◆ To be done
Records follow. Select each line holding "CORP".

◆ Records provided
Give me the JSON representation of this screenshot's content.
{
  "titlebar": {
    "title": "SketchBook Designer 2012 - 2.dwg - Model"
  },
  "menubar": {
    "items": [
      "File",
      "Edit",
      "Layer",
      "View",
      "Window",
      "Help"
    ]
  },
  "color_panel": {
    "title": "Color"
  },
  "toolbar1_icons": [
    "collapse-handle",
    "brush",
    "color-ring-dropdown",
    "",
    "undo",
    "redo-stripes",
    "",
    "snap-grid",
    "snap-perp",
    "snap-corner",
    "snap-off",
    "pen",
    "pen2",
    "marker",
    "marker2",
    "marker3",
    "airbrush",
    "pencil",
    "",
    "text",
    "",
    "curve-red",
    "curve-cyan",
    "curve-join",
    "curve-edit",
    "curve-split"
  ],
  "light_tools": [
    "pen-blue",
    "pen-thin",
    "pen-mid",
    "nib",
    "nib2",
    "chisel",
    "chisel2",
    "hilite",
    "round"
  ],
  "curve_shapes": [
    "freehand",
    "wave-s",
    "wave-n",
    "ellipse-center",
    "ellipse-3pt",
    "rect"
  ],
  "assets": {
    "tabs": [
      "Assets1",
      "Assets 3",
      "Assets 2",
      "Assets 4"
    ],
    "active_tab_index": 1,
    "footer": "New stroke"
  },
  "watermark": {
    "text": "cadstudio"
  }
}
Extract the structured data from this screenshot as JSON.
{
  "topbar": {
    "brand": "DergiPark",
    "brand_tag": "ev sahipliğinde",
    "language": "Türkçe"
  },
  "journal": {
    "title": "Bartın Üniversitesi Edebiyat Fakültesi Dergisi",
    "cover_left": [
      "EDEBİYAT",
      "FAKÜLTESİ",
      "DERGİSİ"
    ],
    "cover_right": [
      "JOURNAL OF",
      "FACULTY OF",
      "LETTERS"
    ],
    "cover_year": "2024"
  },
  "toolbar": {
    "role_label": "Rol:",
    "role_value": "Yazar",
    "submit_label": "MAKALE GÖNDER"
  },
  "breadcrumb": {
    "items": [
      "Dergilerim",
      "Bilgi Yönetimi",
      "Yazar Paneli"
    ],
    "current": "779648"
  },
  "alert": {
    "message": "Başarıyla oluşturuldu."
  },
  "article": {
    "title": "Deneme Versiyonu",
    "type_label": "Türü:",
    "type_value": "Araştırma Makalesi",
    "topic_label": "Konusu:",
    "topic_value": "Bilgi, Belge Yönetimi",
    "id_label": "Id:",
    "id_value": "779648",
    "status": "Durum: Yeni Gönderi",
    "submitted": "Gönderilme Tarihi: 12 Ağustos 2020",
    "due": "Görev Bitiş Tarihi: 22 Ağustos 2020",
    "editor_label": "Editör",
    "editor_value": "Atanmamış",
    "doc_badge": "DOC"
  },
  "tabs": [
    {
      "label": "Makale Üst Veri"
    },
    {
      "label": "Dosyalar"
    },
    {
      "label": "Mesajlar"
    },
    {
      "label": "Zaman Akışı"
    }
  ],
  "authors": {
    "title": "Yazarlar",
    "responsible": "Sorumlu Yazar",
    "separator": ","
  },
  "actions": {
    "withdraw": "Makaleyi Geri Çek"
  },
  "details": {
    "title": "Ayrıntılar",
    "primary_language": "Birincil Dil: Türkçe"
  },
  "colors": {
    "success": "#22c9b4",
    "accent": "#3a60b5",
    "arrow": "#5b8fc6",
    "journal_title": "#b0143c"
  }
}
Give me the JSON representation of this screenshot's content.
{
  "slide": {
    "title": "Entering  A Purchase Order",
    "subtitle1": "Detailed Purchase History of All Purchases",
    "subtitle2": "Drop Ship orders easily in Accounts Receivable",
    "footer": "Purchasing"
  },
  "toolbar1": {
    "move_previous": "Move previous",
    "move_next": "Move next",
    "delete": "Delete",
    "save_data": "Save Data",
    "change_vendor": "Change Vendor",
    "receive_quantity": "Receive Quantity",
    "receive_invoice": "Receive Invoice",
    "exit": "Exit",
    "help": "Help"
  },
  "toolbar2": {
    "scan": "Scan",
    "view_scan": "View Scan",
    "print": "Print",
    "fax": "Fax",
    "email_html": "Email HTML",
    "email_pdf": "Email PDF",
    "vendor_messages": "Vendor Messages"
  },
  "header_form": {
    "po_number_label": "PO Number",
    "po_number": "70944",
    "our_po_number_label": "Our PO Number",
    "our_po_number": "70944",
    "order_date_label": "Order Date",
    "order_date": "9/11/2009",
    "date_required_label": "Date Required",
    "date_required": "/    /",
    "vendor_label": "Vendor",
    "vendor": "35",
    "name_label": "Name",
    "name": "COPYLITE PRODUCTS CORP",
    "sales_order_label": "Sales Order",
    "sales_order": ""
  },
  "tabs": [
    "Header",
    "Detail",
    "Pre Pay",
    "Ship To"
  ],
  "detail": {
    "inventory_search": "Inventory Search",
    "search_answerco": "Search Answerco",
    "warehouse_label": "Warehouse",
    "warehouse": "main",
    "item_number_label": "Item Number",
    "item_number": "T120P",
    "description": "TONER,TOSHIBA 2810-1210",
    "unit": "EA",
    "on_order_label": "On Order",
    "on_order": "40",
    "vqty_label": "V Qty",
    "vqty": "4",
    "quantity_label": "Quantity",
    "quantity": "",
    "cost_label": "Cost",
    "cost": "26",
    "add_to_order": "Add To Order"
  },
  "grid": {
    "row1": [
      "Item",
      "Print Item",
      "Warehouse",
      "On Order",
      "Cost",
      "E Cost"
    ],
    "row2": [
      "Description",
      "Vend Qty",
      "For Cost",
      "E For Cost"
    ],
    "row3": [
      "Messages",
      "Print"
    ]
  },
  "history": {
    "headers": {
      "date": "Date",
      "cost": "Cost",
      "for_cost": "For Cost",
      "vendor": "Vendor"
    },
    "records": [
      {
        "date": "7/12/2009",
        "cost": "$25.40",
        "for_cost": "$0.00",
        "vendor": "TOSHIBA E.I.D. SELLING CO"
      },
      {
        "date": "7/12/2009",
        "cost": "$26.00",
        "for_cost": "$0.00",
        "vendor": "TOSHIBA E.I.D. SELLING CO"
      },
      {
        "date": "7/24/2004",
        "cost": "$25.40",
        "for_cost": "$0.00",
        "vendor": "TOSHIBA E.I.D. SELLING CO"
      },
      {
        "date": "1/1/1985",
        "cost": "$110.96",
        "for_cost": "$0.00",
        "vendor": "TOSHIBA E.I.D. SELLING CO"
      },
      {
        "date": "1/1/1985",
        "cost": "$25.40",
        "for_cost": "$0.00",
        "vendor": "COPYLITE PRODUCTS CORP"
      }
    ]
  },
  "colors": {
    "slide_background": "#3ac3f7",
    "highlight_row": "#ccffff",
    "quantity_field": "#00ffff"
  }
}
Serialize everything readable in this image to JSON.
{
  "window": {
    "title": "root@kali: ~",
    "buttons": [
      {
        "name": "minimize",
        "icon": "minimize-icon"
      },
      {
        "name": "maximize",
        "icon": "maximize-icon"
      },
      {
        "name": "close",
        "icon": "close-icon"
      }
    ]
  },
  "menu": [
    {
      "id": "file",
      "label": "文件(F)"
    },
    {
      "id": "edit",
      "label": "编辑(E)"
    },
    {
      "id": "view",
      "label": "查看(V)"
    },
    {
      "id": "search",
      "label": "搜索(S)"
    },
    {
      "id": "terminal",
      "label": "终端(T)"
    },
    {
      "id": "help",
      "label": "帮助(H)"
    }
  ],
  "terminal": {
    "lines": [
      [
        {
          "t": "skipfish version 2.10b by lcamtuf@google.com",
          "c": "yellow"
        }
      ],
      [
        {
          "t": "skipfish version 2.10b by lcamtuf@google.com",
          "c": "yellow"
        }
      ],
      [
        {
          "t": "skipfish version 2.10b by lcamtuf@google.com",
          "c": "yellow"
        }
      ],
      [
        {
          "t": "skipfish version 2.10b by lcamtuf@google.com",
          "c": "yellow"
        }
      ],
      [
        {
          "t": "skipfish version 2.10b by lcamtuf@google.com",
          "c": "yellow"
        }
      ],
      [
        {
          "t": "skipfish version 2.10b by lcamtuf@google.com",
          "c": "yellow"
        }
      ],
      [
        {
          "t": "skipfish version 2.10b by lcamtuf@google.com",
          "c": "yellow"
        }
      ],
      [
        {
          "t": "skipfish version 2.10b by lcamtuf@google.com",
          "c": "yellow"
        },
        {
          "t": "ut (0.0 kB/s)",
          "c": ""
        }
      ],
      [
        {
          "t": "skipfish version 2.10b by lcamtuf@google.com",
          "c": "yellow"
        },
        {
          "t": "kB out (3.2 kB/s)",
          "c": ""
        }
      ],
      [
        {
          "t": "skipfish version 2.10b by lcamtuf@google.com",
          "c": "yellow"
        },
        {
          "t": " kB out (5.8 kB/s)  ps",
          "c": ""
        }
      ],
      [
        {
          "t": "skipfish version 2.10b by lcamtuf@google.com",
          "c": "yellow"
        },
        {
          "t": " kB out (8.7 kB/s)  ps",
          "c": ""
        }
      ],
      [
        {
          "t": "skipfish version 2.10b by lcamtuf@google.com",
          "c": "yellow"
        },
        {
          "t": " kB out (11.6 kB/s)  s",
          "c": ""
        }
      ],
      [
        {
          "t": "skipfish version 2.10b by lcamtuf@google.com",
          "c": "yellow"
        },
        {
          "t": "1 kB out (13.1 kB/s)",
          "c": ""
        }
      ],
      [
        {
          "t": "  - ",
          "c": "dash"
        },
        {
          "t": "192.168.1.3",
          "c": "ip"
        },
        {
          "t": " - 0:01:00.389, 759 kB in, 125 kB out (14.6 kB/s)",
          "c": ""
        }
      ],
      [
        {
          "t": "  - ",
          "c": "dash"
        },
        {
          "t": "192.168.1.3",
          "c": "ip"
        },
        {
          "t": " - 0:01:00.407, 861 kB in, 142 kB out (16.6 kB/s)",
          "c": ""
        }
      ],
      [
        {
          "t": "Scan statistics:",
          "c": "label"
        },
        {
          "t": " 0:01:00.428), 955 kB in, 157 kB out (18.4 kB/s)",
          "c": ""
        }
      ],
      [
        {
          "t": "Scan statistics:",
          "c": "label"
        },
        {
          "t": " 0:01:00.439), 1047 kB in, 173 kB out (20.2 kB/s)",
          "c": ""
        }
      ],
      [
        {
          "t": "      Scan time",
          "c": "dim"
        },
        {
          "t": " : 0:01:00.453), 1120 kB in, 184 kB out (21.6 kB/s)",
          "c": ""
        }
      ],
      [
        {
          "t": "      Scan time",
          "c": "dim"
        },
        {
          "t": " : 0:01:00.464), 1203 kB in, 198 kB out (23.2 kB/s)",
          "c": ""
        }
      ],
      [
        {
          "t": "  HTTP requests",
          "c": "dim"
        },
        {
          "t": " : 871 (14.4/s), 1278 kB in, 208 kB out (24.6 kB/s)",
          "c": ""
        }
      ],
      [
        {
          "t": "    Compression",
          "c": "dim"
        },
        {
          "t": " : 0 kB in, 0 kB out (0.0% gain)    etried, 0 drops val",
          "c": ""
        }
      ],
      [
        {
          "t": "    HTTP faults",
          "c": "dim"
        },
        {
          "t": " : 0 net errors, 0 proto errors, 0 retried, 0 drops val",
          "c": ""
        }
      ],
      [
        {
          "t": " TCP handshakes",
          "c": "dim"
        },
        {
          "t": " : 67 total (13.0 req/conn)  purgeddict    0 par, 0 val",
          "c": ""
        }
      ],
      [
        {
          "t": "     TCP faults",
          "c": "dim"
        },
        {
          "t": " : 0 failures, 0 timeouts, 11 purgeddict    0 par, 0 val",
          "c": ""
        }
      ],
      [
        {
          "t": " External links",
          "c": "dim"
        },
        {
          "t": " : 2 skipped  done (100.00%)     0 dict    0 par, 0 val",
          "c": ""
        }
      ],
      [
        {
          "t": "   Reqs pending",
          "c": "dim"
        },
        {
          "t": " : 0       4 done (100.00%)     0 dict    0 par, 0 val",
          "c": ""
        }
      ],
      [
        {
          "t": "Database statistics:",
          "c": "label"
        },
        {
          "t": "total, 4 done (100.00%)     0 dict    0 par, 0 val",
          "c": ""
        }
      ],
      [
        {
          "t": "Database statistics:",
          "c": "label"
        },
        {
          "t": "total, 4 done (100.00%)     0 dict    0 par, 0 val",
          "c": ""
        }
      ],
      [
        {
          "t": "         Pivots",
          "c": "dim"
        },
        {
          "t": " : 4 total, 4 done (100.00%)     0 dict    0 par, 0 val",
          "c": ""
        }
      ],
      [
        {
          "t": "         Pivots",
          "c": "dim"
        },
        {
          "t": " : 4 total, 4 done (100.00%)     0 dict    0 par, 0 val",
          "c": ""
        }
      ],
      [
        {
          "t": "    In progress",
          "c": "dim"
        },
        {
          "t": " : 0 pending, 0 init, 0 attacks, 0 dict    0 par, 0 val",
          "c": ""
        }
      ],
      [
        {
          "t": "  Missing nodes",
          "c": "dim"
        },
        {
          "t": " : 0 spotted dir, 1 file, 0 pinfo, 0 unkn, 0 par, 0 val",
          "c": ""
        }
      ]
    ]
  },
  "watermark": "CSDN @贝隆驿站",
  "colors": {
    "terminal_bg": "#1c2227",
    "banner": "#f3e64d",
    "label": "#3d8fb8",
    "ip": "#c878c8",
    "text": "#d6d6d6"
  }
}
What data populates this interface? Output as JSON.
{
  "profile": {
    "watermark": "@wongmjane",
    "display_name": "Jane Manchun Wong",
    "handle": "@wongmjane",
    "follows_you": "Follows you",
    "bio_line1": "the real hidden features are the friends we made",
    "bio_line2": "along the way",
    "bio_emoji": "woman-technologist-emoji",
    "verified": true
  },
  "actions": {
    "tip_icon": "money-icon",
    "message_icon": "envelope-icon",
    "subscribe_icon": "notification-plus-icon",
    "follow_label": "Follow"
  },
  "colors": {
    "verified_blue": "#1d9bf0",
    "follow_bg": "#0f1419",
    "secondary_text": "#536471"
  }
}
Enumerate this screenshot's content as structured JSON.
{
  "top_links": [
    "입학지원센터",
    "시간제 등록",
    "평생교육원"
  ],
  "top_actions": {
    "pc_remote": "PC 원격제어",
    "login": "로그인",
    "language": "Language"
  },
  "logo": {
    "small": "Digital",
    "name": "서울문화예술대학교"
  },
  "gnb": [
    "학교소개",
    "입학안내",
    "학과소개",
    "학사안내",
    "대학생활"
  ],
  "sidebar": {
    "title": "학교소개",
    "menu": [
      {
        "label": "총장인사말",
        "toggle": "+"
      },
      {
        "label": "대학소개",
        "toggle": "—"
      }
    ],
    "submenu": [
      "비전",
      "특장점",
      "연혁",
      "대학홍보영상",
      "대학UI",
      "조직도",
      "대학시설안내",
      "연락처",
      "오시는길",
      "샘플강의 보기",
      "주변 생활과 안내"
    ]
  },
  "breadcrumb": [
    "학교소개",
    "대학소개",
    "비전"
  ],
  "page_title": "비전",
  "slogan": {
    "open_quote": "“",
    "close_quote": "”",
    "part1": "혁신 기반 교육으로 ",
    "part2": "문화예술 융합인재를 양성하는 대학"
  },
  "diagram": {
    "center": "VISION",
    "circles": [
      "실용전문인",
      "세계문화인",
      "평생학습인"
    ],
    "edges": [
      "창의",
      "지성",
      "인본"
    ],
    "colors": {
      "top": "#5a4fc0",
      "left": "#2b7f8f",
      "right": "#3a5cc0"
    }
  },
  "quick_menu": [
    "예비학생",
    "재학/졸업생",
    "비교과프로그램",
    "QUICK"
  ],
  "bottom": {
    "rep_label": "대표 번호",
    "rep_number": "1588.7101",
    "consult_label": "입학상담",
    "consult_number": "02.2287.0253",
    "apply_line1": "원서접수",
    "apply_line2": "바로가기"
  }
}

◆ Task response
    "name": "COPYLITE PRODUCTS CORP",
        "vendor": "COPYLITE PRODUCTS CORP"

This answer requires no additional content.